» PROBLEM STATEMENT:
Output an exact reproduction of the data.
--- start EXERCISE MATERIALS ---
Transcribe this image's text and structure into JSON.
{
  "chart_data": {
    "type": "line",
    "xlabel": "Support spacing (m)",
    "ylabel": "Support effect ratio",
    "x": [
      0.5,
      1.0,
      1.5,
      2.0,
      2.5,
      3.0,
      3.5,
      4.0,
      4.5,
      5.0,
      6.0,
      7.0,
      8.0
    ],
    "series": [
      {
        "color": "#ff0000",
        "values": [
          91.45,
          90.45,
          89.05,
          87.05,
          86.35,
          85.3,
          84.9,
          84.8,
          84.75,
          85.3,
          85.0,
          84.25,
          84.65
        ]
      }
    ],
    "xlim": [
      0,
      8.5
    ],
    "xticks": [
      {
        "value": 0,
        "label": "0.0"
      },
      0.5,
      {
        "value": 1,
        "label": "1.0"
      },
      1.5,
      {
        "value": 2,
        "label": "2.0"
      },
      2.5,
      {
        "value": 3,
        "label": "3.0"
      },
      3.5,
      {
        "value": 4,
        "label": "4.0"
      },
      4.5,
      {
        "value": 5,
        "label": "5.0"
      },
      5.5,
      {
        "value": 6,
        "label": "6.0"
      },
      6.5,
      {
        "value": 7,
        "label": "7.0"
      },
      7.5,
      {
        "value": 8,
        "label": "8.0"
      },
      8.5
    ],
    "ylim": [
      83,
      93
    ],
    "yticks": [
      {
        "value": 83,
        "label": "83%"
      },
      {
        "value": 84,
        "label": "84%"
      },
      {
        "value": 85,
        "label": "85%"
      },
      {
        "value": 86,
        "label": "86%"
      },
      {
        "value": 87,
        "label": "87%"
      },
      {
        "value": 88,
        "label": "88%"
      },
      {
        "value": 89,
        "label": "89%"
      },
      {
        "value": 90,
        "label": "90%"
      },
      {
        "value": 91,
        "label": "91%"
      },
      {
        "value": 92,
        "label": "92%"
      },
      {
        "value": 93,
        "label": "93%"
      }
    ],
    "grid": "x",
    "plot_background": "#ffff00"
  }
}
--- end EXERCISE MATERIALS ---
» EXERCISE OUTPUT:
Transcribe this image's text and structure into JSON.
{
  "chart_data": {
    "type": "line",
    "xlabel": "Support spacing (m)",
    "ylabel": "Support effect ratio",
    "x": [
      0.5,
      1.0,
      1.5,
      2.0,
      2.5,
      3.0,
      3.5,
      4.0,
      4.5,
      5.0,
      6.0,
      7.0,
      8.0
    ],
    "series": [
      {
        "color": "#ff0000",
        "values": [
          91.45,
          90.45,
          89.05,
          87.05,
          86.35,
          85.3,
          84.9,
          84.8,
          84.75,
          85.3,
          85.0,
          84.25,
          84.65
        ]
      }
    ],
    "xlim": [
      0,
      8.5
    ],
    "xticks": [
      {
        "value": 0,
        "label": "0.0"
      },
      0.5,
      {
        "value": 1,
        "label": "1.0"
      },
      1.5,
      {
        "value": 2,
        "label": "2.0"
      },
      2.5,
      {
        "value": 3,
        "label": "3.0"
      },
      3.5,
      {
        "value": 4,
        "label": "4.0"
      },
      4.5,
      {
        "value": 5,
        "label": "5.0"
      },
      5.5,
      {
        "value": 6,
        "label": "6.0"
      },
      6.5,
      {
        "value": 7,
        "label": "7.0"
      },
      7.5,
      {
        "value": 8,
        "label": "8.0"
      },
      8.5
    ],
    "ylim": [
      83,
      93
    ],
    "yticks": [
      {
        "value": 83,
        "label": "83%"
      },
      {
        "value": 84,
        "label": "84%"
      },
      {
        "value": 85,
        "label": "85%"
      },
      {
        "value": 86,
        "label": "86%"
      },
      {
        "value": 87,
        "label": "87%"
      },
      {
        "value": 88,
        "label": "88%"
      },
      {
        "value": 89,
        "label": "89%"
      },
      {
        "value": 90,
        "label": "90%"
      },
      {
        "value": 91,
        "label": "91%"
      },
      {
        "value": 92,
        "label": "92%"
      },
      {
        "value": 93,
        "label": "93%"
      }
    ],
    "grid": "x",
    "plot_background": "#ffff00"
  }
}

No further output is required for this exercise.